-- Start --

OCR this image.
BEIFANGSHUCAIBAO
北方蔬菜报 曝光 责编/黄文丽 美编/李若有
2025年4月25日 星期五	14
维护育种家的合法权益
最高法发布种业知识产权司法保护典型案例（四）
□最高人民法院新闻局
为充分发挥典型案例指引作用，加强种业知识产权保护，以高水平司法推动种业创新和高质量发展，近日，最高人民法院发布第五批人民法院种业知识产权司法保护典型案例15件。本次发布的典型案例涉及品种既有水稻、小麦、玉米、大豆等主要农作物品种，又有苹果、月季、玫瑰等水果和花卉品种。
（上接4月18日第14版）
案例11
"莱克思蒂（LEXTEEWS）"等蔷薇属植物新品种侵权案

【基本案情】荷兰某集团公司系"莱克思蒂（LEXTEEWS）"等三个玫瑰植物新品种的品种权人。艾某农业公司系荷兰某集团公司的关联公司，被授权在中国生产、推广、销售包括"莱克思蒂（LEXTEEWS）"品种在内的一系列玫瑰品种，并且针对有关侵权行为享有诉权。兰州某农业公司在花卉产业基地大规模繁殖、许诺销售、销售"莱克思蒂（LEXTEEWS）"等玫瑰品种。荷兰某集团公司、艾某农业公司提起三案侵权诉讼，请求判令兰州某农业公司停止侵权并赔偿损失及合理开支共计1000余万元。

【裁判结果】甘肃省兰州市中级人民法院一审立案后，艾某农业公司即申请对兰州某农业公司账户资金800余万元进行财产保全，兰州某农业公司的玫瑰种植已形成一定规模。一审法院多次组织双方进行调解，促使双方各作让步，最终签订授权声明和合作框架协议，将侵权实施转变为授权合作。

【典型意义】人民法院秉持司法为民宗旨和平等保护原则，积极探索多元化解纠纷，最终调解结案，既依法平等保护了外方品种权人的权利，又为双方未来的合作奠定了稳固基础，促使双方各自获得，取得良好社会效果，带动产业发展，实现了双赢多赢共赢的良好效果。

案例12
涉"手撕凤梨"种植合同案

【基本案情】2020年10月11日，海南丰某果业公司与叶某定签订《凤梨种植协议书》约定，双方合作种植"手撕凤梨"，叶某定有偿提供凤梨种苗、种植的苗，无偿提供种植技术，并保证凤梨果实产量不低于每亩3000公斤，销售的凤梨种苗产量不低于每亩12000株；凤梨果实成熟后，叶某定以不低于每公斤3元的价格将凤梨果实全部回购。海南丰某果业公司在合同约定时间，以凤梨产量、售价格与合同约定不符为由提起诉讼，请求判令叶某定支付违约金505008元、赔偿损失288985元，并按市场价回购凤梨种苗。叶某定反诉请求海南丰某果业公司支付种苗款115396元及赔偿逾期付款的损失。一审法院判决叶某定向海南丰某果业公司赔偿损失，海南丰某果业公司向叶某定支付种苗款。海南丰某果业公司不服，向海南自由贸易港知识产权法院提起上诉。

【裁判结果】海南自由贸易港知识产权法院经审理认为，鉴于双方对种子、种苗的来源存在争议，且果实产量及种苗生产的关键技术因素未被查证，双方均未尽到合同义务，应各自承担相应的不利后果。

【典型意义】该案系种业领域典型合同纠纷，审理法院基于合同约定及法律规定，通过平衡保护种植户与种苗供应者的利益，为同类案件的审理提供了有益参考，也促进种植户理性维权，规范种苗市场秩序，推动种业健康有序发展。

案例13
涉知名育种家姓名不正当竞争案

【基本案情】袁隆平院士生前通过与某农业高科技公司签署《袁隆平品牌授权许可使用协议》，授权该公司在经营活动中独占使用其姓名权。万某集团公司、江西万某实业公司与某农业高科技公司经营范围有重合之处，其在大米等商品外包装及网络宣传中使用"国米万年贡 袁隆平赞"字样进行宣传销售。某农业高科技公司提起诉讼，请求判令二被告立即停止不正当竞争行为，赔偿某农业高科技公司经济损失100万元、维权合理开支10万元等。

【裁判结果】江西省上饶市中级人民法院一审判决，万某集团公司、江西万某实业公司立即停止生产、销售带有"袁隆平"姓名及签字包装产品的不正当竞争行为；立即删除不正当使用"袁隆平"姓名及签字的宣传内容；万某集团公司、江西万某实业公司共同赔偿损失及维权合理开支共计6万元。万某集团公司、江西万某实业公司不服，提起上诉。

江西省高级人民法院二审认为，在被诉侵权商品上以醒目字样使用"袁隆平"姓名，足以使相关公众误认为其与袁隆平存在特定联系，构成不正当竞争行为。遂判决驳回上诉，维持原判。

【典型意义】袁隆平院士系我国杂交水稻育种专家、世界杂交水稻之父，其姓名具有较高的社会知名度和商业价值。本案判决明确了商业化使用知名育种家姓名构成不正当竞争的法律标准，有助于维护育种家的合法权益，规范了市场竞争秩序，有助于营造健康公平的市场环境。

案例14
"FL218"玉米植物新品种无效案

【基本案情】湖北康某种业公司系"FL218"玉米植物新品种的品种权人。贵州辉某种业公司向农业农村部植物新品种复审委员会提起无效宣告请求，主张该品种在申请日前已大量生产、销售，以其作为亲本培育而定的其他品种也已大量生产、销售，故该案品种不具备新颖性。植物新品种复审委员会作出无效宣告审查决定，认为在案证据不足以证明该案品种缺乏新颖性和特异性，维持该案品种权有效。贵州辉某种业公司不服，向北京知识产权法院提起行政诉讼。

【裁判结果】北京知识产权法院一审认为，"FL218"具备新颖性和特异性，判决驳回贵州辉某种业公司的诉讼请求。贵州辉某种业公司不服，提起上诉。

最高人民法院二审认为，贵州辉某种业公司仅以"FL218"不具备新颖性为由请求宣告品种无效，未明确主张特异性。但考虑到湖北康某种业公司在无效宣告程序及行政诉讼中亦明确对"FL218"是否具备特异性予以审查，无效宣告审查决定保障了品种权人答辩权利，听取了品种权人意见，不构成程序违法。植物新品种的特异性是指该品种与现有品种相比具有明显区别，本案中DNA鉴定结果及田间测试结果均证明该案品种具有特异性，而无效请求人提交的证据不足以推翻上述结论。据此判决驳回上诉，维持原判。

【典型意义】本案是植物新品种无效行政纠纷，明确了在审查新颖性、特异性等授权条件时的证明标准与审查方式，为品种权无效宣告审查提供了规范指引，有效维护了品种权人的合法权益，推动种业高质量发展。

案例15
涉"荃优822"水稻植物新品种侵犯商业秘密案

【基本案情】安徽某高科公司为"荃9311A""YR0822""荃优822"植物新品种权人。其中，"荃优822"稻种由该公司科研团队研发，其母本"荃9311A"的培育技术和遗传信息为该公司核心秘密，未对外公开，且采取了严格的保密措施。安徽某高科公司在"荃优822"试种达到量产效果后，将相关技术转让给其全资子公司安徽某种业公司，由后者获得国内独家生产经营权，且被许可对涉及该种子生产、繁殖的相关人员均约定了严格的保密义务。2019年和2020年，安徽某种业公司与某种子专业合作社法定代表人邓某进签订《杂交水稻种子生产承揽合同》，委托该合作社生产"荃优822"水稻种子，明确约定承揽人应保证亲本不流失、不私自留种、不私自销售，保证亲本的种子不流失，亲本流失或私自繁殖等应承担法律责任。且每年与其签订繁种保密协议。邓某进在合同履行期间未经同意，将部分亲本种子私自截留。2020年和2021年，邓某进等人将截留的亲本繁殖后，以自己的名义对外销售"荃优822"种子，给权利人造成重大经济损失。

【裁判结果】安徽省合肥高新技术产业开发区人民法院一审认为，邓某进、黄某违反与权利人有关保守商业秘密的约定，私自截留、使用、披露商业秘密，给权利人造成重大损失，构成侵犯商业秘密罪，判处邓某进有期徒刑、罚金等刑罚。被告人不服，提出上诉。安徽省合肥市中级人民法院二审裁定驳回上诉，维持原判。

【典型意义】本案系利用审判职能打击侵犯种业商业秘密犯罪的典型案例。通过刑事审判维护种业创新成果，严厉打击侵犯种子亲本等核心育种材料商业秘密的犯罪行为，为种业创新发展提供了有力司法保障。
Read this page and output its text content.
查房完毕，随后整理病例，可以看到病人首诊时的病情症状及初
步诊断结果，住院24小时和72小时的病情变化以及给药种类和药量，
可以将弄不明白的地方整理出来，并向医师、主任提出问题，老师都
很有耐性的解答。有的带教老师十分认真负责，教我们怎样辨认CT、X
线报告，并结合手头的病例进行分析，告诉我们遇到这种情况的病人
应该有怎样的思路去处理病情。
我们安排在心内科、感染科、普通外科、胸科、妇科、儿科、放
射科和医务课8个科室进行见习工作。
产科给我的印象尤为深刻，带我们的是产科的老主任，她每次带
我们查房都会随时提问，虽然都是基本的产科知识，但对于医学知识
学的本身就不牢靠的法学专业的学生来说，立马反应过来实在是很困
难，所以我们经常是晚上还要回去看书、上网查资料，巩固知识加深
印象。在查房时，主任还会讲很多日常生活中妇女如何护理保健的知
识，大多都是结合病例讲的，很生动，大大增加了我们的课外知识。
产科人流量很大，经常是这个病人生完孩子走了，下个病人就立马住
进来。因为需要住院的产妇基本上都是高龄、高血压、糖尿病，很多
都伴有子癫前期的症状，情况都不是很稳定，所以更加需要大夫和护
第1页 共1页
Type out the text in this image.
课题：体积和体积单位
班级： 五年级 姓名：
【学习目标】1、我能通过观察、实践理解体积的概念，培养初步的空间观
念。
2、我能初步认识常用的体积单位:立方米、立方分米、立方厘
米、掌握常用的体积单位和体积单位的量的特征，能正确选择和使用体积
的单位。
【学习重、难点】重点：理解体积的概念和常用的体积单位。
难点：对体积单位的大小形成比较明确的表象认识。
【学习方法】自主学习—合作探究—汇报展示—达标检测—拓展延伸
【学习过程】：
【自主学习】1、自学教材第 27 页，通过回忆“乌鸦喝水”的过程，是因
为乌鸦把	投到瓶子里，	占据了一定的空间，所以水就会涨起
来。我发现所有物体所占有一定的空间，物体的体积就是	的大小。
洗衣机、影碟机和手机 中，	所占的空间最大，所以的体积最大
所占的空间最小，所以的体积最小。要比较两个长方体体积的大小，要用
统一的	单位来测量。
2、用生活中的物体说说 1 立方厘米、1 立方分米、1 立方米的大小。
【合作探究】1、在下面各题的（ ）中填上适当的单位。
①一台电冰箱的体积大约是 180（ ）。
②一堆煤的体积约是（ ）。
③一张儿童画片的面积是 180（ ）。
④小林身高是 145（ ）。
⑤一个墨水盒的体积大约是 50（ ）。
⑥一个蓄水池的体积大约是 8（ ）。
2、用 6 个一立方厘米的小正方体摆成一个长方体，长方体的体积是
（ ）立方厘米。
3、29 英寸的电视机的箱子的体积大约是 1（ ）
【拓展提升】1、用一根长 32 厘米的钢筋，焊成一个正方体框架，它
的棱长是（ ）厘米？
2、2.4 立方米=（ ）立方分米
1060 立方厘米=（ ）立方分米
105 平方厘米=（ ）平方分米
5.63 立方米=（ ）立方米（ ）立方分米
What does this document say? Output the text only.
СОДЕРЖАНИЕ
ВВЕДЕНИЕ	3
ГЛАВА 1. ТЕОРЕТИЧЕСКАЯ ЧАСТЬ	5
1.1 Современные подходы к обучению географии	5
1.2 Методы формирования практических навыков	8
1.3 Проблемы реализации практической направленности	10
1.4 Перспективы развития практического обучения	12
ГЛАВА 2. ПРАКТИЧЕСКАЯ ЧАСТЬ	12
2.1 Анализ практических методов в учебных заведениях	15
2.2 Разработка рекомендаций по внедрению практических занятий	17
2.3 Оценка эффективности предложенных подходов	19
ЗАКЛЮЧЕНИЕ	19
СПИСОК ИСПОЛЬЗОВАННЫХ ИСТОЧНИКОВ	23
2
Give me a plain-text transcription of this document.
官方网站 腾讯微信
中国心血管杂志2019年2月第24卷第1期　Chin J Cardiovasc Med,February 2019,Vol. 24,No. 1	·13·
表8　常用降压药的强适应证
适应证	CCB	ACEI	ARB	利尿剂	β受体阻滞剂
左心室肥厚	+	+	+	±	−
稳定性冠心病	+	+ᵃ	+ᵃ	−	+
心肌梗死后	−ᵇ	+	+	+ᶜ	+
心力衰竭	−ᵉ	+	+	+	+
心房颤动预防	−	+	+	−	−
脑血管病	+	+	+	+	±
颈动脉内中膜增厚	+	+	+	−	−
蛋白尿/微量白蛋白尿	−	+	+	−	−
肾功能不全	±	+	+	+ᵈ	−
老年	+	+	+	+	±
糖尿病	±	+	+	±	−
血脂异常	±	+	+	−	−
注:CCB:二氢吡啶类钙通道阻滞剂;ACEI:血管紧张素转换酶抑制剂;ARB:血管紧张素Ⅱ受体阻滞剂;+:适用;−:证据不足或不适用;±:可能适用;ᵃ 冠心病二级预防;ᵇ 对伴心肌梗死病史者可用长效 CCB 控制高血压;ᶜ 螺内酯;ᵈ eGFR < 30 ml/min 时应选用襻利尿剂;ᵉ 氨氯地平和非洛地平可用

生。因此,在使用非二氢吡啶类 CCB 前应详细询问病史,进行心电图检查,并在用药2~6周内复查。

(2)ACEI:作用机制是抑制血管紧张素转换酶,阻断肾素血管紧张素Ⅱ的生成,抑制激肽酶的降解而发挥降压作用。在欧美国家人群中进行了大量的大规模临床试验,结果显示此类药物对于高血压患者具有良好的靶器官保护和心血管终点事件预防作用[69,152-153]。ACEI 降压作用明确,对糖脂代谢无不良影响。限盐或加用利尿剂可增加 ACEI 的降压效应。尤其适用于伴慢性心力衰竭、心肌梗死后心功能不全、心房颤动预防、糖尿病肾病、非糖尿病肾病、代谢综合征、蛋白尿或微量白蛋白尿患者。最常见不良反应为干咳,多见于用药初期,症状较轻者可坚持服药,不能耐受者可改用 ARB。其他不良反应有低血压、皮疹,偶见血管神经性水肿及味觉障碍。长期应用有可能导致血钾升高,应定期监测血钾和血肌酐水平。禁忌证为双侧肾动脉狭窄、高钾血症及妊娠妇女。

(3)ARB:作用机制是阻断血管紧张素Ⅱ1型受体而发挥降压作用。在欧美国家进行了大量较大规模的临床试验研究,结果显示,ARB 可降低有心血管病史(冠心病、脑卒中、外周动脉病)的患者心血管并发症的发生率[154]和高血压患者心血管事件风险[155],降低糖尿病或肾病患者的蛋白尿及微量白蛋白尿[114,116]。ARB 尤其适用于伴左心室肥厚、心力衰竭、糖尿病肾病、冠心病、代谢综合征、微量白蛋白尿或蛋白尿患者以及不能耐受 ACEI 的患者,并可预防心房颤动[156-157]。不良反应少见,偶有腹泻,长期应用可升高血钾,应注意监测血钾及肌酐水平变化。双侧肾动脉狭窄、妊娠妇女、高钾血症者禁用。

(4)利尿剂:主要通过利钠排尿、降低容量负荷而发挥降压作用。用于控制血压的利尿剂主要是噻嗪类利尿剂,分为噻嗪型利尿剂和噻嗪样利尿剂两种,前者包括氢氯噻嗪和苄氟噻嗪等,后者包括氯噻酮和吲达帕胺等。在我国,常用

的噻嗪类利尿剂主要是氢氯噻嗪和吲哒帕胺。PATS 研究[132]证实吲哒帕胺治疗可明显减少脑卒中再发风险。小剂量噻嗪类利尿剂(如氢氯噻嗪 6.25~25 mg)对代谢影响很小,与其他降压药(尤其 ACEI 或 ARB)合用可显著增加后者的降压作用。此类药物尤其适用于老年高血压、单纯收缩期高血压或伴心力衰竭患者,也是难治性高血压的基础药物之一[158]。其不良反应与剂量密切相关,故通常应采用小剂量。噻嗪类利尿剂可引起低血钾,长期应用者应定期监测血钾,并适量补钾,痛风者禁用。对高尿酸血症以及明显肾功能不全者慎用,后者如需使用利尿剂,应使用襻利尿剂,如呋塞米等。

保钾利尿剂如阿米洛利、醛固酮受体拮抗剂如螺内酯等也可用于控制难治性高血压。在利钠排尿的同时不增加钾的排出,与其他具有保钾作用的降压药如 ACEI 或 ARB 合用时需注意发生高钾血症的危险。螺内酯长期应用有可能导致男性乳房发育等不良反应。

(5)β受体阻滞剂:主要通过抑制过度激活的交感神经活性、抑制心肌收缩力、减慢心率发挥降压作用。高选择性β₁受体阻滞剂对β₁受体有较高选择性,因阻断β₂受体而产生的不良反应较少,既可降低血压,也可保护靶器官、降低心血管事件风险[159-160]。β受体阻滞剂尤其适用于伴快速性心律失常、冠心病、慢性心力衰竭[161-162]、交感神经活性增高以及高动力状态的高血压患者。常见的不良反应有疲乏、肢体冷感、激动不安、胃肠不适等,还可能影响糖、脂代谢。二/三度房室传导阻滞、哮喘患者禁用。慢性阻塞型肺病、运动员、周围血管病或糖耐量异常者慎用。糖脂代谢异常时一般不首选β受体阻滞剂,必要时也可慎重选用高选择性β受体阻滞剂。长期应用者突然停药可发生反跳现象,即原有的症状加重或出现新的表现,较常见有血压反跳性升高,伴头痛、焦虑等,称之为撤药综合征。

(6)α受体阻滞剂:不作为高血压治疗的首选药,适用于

-- End --

# [Task statement]
Every line that holds the word "万某集团公司" counts once; state the total number of such lines and nothing else.

# [Response for this exercise]
2